(Records that describe figures)
- - - - - - -
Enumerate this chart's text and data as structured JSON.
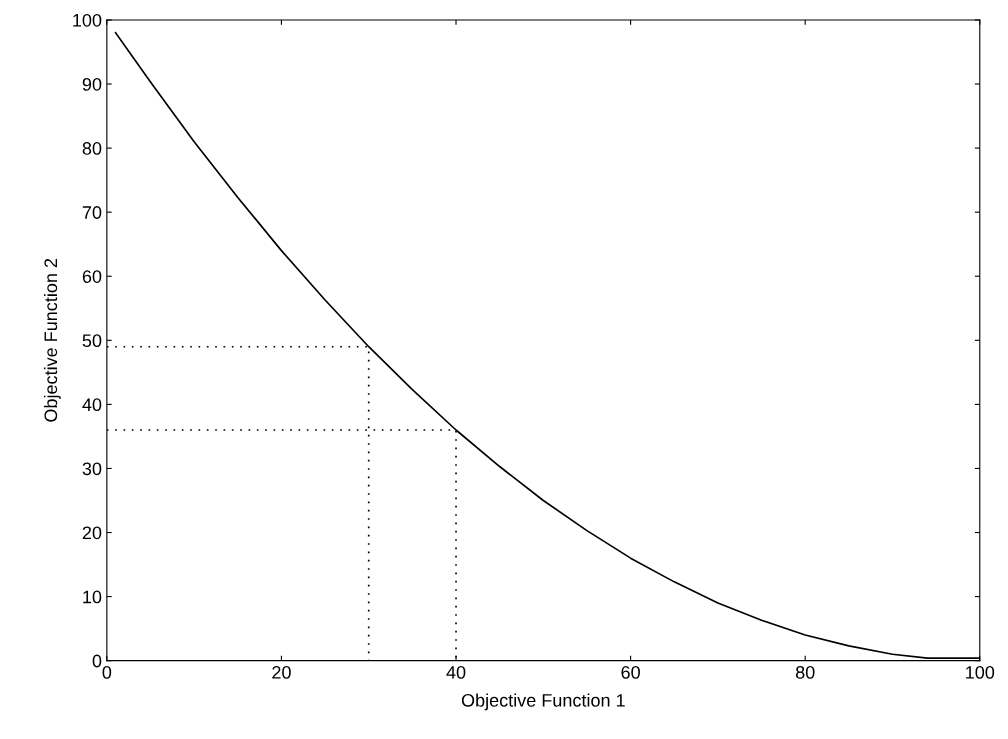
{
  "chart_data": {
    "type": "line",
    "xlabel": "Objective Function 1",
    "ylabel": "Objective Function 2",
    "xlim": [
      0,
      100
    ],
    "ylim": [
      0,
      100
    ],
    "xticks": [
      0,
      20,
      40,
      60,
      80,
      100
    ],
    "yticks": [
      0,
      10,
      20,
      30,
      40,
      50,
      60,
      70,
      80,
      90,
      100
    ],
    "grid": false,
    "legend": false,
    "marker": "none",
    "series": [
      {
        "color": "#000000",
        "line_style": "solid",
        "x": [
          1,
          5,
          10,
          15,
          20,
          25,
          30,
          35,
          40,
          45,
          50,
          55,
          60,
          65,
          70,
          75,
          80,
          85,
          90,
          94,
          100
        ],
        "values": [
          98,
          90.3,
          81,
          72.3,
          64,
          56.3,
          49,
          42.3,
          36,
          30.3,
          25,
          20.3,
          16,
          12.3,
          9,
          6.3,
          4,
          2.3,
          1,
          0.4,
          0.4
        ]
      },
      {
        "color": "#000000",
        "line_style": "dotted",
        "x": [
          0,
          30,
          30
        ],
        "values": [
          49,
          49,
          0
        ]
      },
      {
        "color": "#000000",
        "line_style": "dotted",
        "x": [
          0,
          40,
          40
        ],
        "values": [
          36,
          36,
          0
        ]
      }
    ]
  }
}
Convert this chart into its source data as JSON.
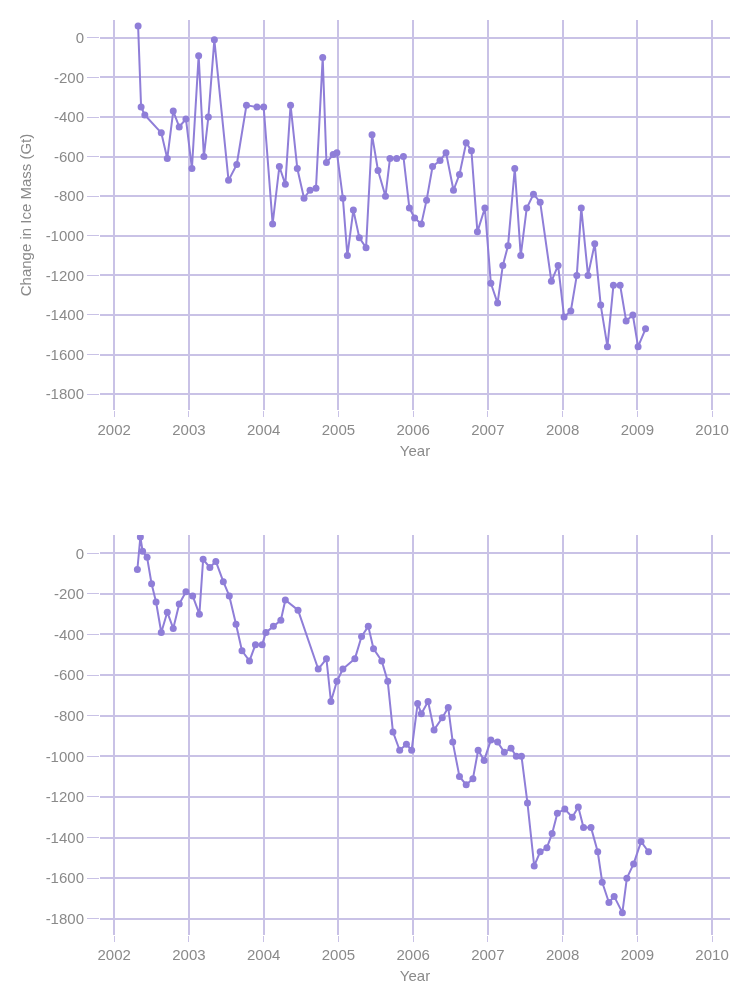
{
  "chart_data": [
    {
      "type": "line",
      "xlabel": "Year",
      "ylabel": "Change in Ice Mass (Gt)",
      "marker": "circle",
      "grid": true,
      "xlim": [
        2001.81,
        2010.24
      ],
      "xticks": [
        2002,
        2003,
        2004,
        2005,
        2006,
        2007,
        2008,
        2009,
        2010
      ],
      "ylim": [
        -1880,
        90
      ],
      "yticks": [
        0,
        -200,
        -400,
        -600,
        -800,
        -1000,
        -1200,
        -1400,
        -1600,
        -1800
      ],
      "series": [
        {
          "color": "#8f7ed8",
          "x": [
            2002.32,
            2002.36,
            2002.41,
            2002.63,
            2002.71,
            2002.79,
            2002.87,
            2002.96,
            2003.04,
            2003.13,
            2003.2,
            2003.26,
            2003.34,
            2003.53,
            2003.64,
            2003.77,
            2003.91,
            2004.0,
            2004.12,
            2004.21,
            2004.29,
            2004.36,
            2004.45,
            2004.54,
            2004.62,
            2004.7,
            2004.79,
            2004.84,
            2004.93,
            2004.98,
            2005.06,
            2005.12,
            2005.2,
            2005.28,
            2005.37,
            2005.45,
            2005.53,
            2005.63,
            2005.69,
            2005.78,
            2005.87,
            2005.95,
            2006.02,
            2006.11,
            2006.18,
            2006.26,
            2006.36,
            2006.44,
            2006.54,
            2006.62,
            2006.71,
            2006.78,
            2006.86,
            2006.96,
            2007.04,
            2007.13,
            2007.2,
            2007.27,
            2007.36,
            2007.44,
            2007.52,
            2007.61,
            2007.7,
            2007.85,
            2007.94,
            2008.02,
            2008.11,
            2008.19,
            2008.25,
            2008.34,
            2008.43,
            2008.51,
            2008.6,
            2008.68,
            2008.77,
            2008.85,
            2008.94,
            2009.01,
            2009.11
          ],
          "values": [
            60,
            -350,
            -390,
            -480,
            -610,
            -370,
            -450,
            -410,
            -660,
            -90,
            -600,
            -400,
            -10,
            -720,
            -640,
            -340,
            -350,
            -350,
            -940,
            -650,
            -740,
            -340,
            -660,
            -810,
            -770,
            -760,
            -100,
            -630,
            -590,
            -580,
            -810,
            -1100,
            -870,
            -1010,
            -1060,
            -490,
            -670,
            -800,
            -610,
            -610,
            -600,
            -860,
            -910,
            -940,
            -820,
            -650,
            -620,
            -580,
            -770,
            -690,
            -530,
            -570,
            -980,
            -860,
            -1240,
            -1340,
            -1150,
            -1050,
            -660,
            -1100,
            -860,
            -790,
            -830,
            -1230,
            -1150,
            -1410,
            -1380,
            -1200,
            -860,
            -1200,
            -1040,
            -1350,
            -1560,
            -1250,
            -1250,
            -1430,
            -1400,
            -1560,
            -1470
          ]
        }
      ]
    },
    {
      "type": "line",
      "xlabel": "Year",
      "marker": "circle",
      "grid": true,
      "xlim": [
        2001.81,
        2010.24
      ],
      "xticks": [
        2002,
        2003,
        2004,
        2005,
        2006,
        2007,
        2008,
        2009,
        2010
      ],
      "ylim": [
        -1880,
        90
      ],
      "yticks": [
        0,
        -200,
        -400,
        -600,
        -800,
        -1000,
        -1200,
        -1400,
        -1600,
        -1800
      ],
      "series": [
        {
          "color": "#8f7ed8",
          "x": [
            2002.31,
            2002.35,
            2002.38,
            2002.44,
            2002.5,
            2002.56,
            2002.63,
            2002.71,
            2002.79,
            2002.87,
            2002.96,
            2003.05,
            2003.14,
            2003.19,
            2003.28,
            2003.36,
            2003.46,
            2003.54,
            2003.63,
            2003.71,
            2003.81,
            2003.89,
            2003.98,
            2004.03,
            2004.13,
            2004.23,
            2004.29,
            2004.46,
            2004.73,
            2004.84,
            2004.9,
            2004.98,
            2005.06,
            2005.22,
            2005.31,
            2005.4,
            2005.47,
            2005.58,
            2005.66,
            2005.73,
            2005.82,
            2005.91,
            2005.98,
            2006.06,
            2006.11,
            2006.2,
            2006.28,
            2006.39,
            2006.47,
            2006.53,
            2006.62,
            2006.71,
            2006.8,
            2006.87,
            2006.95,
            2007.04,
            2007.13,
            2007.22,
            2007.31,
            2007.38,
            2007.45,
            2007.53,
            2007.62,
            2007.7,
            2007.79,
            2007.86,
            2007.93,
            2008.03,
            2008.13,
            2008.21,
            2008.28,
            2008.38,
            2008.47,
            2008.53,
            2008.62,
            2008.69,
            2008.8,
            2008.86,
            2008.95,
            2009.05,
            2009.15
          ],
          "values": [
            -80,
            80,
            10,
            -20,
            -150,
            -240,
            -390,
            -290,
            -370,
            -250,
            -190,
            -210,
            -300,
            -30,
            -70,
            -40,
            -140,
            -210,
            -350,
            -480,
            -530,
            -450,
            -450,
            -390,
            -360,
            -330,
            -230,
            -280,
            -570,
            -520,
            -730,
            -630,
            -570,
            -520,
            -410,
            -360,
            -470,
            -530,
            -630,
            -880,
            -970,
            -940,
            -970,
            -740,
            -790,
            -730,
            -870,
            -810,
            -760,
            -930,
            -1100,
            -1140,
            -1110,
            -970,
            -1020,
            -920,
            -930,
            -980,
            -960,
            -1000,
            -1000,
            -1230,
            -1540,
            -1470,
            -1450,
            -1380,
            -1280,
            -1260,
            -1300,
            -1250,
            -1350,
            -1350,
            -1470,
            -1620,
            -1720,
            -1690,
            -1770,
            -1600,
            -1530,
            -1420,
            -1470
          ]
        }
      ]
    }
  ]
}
- - - - - - -
**SET PROBLEM:**
Retype each record exactly as it stands, but do not include the pictures.

**SOLUTION TO THE EXERCISE:**
Enumerate this chart's text and data as structured JSON.
{
  "chart_data": {
    "type": "line",
    "xlabel": "Objective Function 1",
    "ylabel": "Objective Function 2",
    "xlim": [
      0,
      100
    ],
    "ylim": [
      0,
      100
    ],
    "xticks": [
      0,
      20,
      40,
      60,
      80,
      100
    ],
    "yticks": [
      0,
      10,
      20,
      30,
      40,
      50,
      60,
      70,
      80,
      90,
      100
    ],
    "grid": false,
    "legend": false,
    "marker": "none",
    "series": [
      {
        "color": "#000000",
        "line_style": "solid",
        "x": [
          1,
          5,
          10,
          15,
          20,
          25,
          30,
          35,
          40,
          45,
          50,
          55,
          60,
          65,
          70,
          75,
          80,
          85,
          90,
          94,
          100
        ],
        "values": [
          98,
          90.3,
          81,
          72.3,
          64,
          56.3,
          49,
          42.3,
          36,
          30.3,
          25,
          20.3,
          16,
          12.3,
          9,
          6.3,
          4,
          2.3,
          1,
          0.4,
          0.4
        ]
      },
      {
        "color": "#000000",
        "line_style": "dotted",
        "x": [
          0,
          30,
          30
        ],
        "values": [
          49,
          49,
          0
        ]
      },
      {
        "color": "#000000",
        "line_style": "dotted",
        "x": [
          0,
          40,
          40
        ],
        "values": [
          36,
          36,
          0
        ]
      }
    ]
  }
}
Convert this chart into its source data as JSON.
{
  "chart_data": [
    {
      "type": "line",
      "xlabel": "Year",
      "ylabel": "Change in Ice Mass (Gt)",
      "marker": "circle",
      "grid": true,
      "xlim": [
        2001.81,
        2010.24
      ],
      "xticks": [
        2002,
        2003,
        2004,
        2005,
        2006,
        2007,
        2008,
        2009,
        2010
      ],
      "ylim": [
        -1880,
        90
      ],
      "yticks": [
        0,
        -200,
        -400,
        -600,
        -800,
        -1000,
        -1200,
        -1400,
        -1600,
        -1800
      ],
      "series": [
        {
          "color": "#8f7ed8",
          "x": [
            2002.32,
            2002.36,
            2002.41,
            2002.63,
            2002.71,
            2002.79,
            2002.87,
            2002.96,
            2003.04,
            2003.13,
            2003.2,
            2003.26,
            2003.34,
            2003.53,
            2003.64,
            2003.77,
            2003.91,
            2004.0,
            2004.12,
            2004.21,
            2004.29,
            2004.36,
            2004.45,
            2004.54,
            2004.62,
            2004.7,
            2004.79,
            2004.84,
            2004.93,
            2004.98,
            2005.06,
            2005.12,
            2005.2,
            2005.28,
            2005.37,
            2005.45,
            2005.53,
            2005.63,
            2005.69,
            2005.78,
            2005.87,
            2005.95,
            2006.02,
            2006.11,
            2006.18,
            2006.26,
            2006.36,
            2006.44,
            2006.54,
            2006.62,
            2006.71,
            2006.78,
            2006.86,
            2006.96,
            2007.04,
            2007.13,
            2007.2,
            2007.27,
            2007.36,
            2007.44,
            2007.52,
            2007.61,
            2007.7,
            2007.85,
            2007.94,
            2008.02,
            2008.11,
            2008.19,
            2008.25,
            2008.34,
            2008.43,
            2008.51,
            2008.6,
            2008.68,
            2008.77,
            2008.85,
            2008.94,
            2009.01,
            2009.11
          ],
          "values": [
            60,
            -350,
            -390,
            -480,
            -610,
            -370,
            -450,
            -410,
            -660,
            -90,
            -600,
            -400,
            -10,
            -720,
            -640,
            -340,
            -350,
            -350,
            -940,
            -650,
            -740,
            -340,
            -660,
            -810,
            -770,
            -760,
            -100,
            -630,
            -590,
            -580,
            -810,
            -1100,
            -870,
            -1010,
            -1060,
            -490,
            -670,
            -800,
            -610,
            -610,
            -600,
            -860,
            -910,
            -940,
            -820,
            -650,
            -620,
            -580,
            -770,
            -690,
            -530,
            -570,
            -980,
            -860,
            -1240,
            -1340,
            -1150,
            -1050,
            -660,
            -1100,
            -860,
            -790,
            -830,
            -1230,
            -1150,
            -1410,
            -1380,
            -1200,
            -860,
            -1200,
            -1040,
            -1350,
            -1560,
            -1250,
            -1250,
            -1430,
            -1400,
            -1560,
            -1470
          ]
        }
      ]
    },
    {
      "type": "line",
      "xlabel": "Year",
      "marker": "circle",
      "grid": true,
      "xlim": [
        2001.81,
        2010.24
      ],
      "xticks": [
        2002,
        2003,
        2004,
        2005,
        2006,
        2007,
        2008,
        2009,
        2010
      ],
      "ylim": [
        -1880,
        90
      ],
      "yticks": [
        0,
        -200,
        -400,
        -600,
        -800,
        -1000,
        -1200,
        -1400,
        -1600,
        -1800
      ],
      "series": [
        {
          "color": "#8f7ed8",
          "x": [
            2002.31,
            2002.35,
            2002.38,
            2002.44,
            2002.5,
            2002.56,
            2002.63,
            2002.71,
            2002.79,
            2002.87,
            2002.96,
            2003.05,
            2003.14,
            2003.19,
            2003.28,
            2003.36,
            2003.46,
            2003.54,
            2003.63,
            2003.71,
            2003.81,
            2003.89,
            2003.98,
            2004.03,
            2004.13,
            2004.23,
            2004.29,
            2004.46,
            2004.73,
            2004.84,
            2004.9,
            2004.98,
            2005.06,
            2005.22,
            2005.31,
            2005.4,
            2005.47,
            2005.58,
            2005.66,
            2005.73,
            2005.82,
            2005.91,
            2005.98,
            2006.06,
            2006.11,
            2006.2,
            2006.28,
            2006.39,
            2006.47,
            2006.53,
            2006.62,
            2006.71,
            2006.8,
            2006.87,
            2006.95,
            2007.04,
            2007.13,
            2007.22,
            2007.31,
            2007.38,
            2007.45,
            2007.53,
            2007.62,
            2007.7,
            2007.79,
            2007.86,
            2007.93,
            2008.03,
            2008.13,
            2008.21,
            2008.28,
            2008.38,
            2008.47,
            2008.53,
            2008.62,
            2008.69,
            2008.8,
            2008.86,
            2008.95,
            2009.05,
            2009.15
          ],
          "values": [
            -80,
            80,
            10,
            -20,
            -150,
            -240,
            -390,
            -290,
            -370,
            -250,
            -190,
            -210,
            -300,
            -30,
            -70,
            -40,
            -140,
            -210,
            -350,
            -480,
            -530,
            -450,
            -450,
            -390,
            -360,
            -330,
            -230,
            -280,
            -570,
            -520,
            -730,
            -630,
            -570,
            -520,
            -410,
            -360,
            -470,
            -530,
            -630,
            -880,
            -970,
            -940,
            -970,
            -740,
            -790,
            -730,
            -870,
            -810,
            -760,
            -930,
            -1100,
            -1140,
            -1110,
            -970,
            -1020,
            -920,
            -930,
            -980,
            -960,
            -1000,
            -1000,
            -1230,
            -1540,
            -1470,
            -1450,
            -1380,
            -1280,
            -1260,
            -1300,
            -1250,
            -1350,
            -1350,
            -1470,
            -1620,
            -1720,
            -1690,
            -1770,
            -1600,
            -1530,
            -1420,
            -1470
          ]
        }
      ]
    }
  ]
}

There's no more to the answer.